*Texto de leitura:*
+ + + +

Bros — Uma História de Amor, em análise
“Bros — Uma História de Amor” chegou às salas de cinema portuguesas no dia 24 de novembro de 2022. É a primeira grande comédia romântica de estúdio protagonizada por um casal homossexual. Este filme da Universal Pictures, tão relevante para a história do mainstream, conta em Portugal com distribuição Cinemundo.
A Universal Pictures apresenta-nos a primeira grande comédia romântica de estúdio protagonizada por um casal de homens.
Parece inacreditável que só agora tenhamos chegado a este ponto, em 2022, embora tenhamos tido exemplos muito bem-sucedidos de histórias que não exploram o trauma gay no passado recente, como por exemplo a narrativa juvenil “Love, Simon”, que se expandiu para a série “Love, Victor”, a comédia natalícia lésbica “Happiest Season”, ou ainda séries como “Schitt’s Creek” (tão mencionada em “Bros”, com alguma crítica à mistura mas sem dúvida com uma nota de admiração) ou recentemente o fenómeno adolescente de “Heartstopper“.
Todavia, a paisagem de histórias LGBTQI+ positivas e ‘mundanas’ continua a ser bastante reduzida, sendo os retratos da comunidade acima de tudo representados por “atores heterossexuais a desempenharem cowboys gays” (como “Bros — Uma História de Amor”, aliás, satiriza de forma tão eficaz, deixando uma crítica intencionalmente pouco subtil a “Power of the Dog” pelo caminho).
Para além de ser uma comédia romântica, repleta de clichés de género, da evolução da narrativa à banda-sonora, “Bros — Uma História de Amor” é também uma obra incrivelmente auto-consciente no que diz respeito à crítica da representação LGBT nos meios ditos ‘mainstream’. Mais feroz e de louvar é, contudo, o reforço que o filme faz do apagamento de histórias de amor queer ao longo de toda a História com “H” grande.

+ + + +

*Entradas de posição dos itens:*
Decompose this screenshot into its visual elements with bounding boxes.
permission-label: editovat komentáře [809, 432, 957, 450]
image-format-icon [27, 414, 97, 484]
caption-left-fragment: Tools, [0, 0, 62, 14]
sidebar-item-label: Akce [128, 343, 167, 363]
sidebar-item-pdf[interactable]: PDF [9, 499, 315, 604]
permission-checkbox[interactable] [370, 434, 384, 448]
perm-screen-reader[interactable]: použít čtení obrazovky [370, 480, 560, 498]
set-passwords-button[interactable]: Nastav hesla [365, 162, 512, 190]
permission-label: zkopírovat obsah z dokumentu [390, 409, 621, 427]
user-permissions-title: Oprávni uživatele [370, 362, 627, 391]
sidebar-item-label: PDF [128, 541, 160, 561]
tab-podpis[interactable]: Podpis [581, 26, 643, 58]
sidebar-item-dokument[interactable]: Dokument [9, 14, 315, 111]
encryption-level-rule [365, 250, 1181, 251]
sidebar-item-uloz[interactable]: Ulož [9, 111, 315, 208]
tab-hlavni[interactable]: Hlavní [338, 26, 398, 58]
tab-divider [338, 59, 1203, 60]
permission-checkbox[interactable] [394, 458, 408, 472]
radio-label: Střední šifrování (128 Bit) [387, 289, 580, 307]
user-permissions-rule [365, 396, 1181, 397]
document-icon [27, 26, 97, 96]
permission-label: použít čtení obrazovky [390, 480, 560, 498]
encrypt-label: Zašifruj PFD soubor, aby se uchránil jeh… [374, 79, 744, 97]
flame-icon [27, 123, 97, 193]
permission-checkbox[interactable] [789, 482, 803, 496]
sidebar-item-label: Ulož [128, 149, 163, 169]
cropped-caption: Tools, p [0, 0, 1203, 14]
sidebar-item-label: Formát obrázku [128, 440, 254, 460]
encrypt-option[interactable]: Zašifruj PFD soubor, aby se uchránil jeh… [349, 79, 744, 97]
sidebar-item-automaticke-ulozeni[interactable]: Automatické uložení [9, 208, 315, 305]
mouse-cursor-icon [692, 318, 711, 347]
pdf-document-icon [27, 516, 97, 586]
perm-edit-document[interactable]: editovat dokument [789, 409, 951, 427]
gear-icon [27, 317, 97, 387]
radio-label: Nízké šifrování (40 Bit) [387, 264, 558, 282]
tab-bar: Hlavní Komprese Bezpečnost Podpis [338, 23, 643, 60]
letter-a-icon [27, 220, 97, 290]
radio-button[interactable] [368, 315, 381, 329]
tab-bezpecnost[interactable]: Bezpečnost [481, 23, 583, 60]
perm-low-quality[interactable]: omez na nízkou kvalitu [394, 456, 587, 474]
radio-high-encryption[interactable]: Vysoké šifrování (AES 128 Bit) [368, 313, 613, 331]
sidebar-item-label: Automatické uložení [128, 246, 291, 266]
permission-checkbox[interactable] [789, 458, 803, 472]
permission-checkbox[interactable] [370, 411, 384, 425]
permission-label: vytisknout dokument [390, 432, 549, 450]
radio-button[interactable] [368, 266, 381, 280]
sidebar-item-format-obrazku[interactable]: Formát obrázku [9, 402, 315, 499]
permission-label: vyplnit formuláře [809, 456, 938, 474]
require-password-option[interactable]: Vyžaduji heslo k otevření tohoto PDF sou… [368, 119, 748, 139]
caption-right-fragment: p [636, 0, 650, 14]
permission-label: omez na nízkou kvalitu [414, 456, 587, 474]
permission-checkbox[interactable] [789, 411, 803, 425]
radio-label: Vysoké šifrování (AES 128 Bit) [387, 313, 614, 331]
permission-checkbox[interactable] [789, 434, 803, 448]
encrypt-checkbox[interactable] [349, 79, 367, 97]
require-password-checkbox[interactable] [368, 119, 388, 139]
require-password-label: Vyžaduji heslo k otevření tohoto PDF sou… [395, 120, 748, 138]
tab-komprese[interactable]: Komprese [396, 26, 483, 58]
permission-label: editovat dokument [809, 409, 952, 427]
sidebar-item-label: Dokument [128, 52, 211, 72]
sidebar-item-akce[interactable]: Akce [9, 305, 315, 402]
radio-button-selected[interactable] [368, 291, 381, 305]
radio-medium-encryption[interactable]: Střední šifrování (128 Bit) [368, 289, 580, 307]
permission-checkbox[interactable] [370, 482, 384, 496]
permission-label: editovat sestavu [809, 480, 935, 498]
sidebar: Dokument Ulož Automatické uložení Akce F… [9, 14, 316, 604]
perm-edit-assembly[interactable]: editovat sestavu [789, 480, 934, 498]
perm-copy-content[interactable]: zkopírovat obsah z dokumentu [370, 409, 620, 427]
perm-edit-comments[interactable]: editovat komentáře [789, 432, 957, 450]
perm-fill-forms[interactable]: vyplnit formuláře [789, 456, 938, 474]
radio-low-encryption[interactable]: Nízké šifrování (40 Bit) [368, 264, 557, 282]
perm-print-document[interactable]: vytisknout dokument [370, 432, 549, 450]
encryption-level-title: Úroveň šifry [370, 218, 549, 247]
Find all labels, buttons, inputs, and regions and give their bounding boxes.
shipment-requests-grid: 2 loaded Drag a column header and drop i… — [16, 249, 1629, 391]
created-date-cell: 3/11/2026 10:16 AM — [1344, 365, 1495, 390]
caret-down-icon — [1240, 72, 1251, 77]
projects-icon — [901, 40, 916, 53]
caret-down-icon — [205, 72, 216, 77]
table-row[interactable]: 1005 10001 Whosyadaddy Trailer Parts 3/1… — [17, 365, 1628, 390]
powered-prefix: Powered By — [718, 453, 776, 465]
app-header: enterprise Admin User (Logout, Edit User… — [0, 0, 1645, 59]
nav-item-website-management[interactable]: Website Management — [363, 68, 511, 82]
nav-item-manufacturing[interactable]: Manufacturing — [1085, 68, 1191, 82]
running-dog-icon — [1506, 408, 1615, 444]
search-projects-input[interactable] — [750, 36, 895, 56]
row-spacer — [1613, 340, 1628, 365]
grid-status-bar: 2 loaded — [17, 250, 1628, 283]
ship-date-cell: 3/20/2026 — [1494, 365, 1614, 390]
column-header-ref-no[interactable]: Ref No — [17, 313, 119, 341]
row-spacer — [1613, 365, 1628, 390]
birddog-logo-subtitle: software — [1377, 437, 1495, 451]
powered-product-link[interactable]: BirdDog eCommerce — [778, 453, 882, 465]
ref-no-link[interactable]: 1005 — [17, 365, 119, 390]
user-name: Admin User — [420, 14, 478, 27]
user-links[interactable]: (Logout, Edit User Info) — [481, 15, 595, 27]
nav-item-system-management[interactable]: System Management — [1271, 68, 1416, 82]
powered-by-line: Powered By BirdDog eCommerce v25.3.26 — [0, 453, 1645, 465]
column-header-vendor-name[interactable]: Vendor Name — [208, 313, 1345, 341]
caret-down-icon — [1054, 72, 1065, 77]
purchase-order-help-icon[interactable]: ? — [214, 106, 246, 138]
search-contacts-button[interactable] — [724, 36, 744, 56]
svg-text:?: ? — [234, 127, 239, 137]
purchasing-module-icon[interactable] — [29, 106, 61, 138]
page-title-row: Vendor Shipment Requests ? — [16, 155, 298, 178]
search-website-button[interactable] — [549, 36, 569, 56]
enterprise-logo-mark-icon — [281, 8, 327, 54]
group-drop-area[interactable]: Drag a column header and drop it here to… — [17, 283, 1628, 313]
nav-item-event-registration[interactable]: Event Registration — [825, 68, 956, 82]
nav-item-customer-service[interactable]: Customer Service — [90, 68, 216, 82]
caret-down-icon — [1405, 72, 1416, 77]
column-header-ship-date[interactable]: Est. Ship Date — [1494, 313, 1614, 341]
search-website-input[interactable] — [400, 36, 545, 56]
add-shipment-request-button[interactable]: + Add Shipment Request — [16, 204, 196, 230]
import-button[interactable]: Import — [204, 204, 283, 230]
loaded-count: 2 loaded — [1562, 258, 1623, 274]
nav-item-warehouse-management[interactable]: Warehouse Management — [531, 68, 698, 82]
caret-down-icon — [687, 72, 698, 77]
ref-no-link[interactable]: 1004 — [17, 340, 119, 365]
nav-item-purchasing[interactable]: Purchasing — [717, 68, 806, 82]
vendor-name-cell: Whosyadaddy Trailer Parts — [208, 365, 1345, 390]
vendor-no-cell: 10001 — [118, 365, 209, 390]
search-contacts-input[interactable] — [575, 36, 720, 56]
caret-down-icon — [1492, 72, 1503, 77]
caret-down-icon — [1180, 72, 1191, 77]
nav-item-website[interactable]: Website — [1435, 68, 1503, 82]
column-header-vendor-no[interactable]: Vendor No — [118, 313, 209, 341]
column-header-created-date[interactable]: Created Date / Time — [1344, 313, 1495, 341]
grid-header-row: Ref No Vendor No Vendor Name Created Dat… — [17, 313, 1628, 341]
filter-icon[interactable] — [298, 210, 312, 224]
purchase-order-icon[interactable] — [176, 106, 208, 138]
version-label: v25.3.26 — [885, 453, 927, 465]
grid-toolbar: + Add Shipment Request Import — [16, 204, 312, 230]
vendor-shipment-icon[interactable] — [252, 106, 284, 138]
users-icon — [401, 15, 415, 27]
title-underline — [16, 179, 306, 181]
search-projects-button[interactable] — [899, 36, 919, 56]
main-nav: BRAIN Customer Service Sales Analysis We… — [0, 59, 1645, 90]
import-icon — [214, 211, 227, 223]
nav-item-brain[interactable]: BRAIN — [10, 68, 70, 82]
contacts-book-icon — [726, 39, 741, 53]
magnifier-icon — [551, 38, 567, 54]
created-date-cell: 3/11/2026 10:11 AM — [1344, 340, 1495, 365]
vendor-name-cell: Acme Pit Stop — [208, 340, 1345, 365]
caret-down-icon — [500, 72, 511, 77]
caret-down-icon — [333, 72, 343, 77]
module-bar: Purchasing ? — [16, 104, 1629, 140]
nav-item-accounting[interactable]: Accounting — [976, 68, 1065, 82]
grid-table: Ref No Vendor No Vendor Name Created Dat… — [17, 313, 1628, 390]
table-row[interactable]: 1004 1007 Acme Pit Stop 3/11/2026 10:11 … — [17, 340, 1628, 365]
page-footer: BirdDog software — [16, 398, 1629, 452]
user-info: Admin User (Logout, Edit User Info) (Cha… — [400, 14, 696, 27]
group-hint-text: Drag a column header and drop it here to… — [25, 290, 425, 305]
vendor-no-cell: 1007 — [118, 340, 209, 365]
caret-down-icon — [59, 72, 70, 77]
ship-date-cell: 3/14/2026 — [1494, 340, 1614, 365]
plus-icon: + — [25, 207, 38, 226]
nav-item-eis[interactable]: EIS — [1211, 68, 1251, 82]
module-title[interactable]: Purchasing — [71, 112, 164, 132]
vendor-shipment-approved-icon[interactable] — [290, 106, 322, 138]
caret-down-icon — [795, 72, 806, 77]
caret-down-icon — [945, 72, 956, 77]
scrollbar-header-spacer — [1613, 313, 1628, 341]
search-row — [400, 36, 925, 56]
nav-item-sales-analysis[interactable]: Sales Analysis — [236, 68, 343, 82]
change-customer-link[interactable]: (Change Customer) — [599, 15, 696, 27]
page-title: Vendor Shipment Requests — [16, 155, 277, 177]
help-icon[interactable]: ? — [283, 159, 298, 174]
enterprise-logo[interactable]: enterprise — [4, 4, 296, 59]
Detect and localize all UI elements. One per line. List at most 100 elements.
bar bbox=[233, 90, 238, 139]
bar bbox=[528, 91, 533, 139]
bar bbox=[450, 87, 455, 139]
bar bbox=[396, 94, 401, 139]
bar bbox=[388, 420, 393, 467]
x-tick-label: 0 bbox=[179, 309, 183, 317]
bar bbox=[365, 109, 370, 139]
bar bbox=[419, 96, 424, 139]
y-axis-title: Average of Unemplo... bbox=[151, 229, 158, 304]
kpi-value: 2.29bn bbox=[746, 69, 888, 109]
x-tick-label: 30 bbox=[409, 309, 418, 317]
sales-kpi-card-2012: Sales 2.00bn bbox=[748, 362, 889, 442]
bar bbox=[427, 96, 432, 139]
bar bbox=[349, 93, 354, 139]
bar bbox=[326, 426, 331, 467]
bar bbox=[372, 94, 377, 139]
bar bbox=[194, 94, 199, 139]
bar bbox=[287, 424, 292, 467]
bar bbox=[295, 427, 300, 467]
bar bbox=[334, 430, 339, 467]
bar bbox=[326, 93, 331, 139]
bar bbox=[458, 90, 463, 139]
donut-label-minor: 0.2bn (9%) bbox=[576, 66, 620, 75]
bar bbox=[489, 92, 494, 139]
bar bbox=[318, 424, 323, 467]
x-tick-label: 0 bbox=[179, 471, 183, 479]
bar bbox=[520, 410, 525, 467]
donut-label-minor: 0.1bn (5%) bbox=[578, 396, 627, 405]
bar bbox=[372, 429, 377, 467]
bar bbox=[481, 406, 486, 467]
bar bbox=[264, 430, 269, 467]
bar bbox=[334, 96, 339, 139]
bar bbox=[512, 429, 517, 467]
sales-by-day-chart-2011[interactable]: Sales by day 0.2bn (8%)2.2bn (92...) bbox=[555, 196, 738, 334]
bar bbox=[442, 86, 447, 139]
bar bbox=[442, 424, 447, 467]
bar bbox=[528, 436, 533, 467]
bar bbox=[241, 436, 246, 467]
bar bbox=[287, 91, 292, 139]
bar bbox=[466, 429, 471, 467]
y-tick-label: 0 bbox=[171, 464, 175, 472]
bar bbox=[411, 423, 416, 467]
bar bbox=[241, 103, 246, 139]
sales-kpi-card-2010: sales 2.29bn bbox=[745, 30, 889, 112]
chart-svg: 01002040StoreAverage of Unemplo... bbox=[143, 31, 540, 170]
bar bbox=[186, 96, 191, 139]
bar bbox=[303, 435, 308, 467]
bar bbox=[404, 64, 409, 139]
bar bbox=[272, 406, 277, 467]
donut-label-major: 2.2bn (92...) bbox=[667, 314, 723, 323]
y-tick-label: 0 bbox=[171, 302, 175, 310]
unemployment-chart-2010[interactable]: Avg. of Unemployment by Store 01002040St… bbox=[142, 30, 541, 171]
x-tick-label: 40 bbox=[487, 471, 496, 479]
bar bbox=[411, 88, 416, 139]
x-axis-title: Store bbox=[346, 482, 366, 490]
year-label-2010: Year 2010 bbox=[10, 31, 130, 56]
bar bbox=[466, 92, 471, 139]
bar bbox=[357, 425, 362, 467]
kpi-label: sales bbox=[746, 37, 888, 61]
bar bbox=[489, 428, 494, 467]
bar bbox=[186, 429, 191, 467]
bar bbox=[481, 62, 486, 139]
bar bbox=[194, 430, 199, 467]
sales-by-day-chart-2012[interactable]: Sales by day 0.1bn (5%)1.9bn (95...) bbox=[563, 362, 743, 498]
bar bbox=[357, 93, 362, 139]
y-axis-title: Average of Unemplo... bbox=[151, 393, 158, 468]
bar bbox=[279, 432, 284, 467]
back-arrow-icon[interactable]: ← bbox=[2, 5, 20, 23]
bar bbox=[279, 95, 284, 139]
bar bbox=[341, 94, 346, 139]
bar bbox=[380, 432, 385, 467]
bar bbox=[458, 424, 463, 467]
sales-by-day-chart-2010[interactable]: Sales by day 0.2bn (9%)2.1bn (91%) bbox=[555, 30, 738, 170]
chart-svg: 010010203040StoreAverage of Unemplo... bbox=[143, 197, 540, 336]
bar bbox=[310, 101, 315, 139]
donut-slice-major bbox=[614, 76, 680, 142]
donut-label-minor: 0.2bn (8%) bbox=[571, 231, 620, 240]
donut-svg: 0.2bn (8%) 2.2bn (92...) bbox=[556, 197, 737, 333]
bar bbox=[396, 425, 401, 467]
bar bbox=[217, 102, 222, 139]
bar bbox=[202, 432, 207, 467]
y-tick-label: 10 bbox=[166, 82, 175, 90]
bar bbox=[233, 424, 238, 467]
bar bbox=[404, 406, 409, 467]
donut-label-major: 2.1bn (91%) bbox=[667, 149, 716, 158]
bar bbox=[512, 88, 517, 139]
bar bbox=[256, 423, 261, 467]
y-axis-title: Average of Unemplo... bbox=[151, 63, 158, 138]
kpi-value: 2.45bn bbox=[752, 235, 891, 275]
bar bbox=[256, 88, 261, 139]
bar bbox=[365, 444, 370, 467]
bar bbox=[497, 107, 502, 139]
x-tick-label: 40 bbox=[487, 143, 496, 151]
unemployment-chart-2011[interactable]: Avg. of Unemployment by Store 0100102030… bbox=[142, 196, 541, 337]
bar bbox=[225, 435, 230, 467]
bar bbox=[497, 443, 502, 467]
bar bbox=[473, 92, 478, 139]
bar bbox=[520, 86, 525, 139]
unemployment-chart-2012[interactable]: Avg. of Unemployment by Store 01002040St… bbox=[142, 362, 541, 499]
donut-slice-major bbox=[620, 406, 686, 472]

+ + + +

*Tarefas e exercícios:*
(A) Traduza para inglês, por favor, esta frase do texto sobre «Bros»: «A Universal Pictures apresenta-nos a primeira grande comédia romântica de estúdio protagonizada por um casal de homens.»
(B) Prossiga com o texto sobre «Bros» a partir da última frase.

*Respostas por ordem:*
(A) Universal Pictures presents us with the first major studio romantic comedy starring a male couple.

(B)
Billy Eichner, que conhecemos como a pessoa que berra com estranhos na rua no canal de Youtube “Billy On The Street”, é aqui o protagonista da obra e, como co-argumentista e também produtor executivo, sentimos que as suas opiniões e crenças pessoas jorram através da personagem Bobby.
Algo muito importante que nos ensina é que nem todas as histórias de amor são iguais, e que histórias de amor queer não serão necessariamente iguais a histórias de amor entre pessoas cis e hetero (e não há problema!).
Bobby (Eichner) diz-nos, ou grita-nos, como é a sua marca, uma e outra vez, que “love is love is love” não é necessariamente o melhor slogan para a ‘causa’ queer – uma vez que moldar relações LGBT a ideais heteronormativos não será a melhor forma de promover a sua auto-aceitação.
Para lá da tag line, “Bros – Uma História de Amor como qualquer outra. Ou Talvez não“, a própria narrativa realça os problemas muito específicos da relação que se desenvolve entre Bobby (Eichner) e o novo amor da sua vida, Aaron (o bem-parecido Luke Macfarlane).
A indisponibilidade emocional tanto de Bobby como de Aaron é inicialmente o principal obstáculo em “Bros — Uma História de Amor” e uma vez que a história evolui, o obstáculo (acima de tudo internos e não externos, recalibrando o padrão da representação queer) passa a ser a diferente forma como as duas personagens centrais lidaram com o trauma: expansão e “ser loud” / audível (Bobby) ou repressão e tentativa de adoção de comportamentos mais heteronormativos ou “passing” (Aaron).
O grande ponto a favor é que tudo em “Bros” nos parece bastante bem pensando e realista (isto no que diz respeito à estrutura do argumento e diálogos). Escrever uma comédia romântica é muito mais difícil do que possamos pensar, pois enquanto géneros como o drama, fantasia, sci-fi, geram em torno da surpresa, choque, inovação, a rom-com gira em torno de lugares comuns confortáveis.
“Bros — Uma História de Amor” não tenta, de forma alguma, escapar a esses mesmos clichés. Aliás, está pejado deles, não fosse esta uma longa realizada e co-escrita por Nicholas Stoller (argumentista de “Sex Tape”, “Five-Year Engagement”, e que se estreou na realização com o hilariante e maravilhosamente tosco “Forgetting Sarah Marshall”, em portugês traduzido para um dos piores títulos de sempre – “Um Belo Par… de Patins”) e produzida pela máquina do maior produtor e realizador norte-americano de comédia no mainstream – Judd Apatow (“Bridesmaids”, “Virgem aos 40″, “Girls”, “The King of Staten Island” e tantos outros projetos mundialmente reconhecidos).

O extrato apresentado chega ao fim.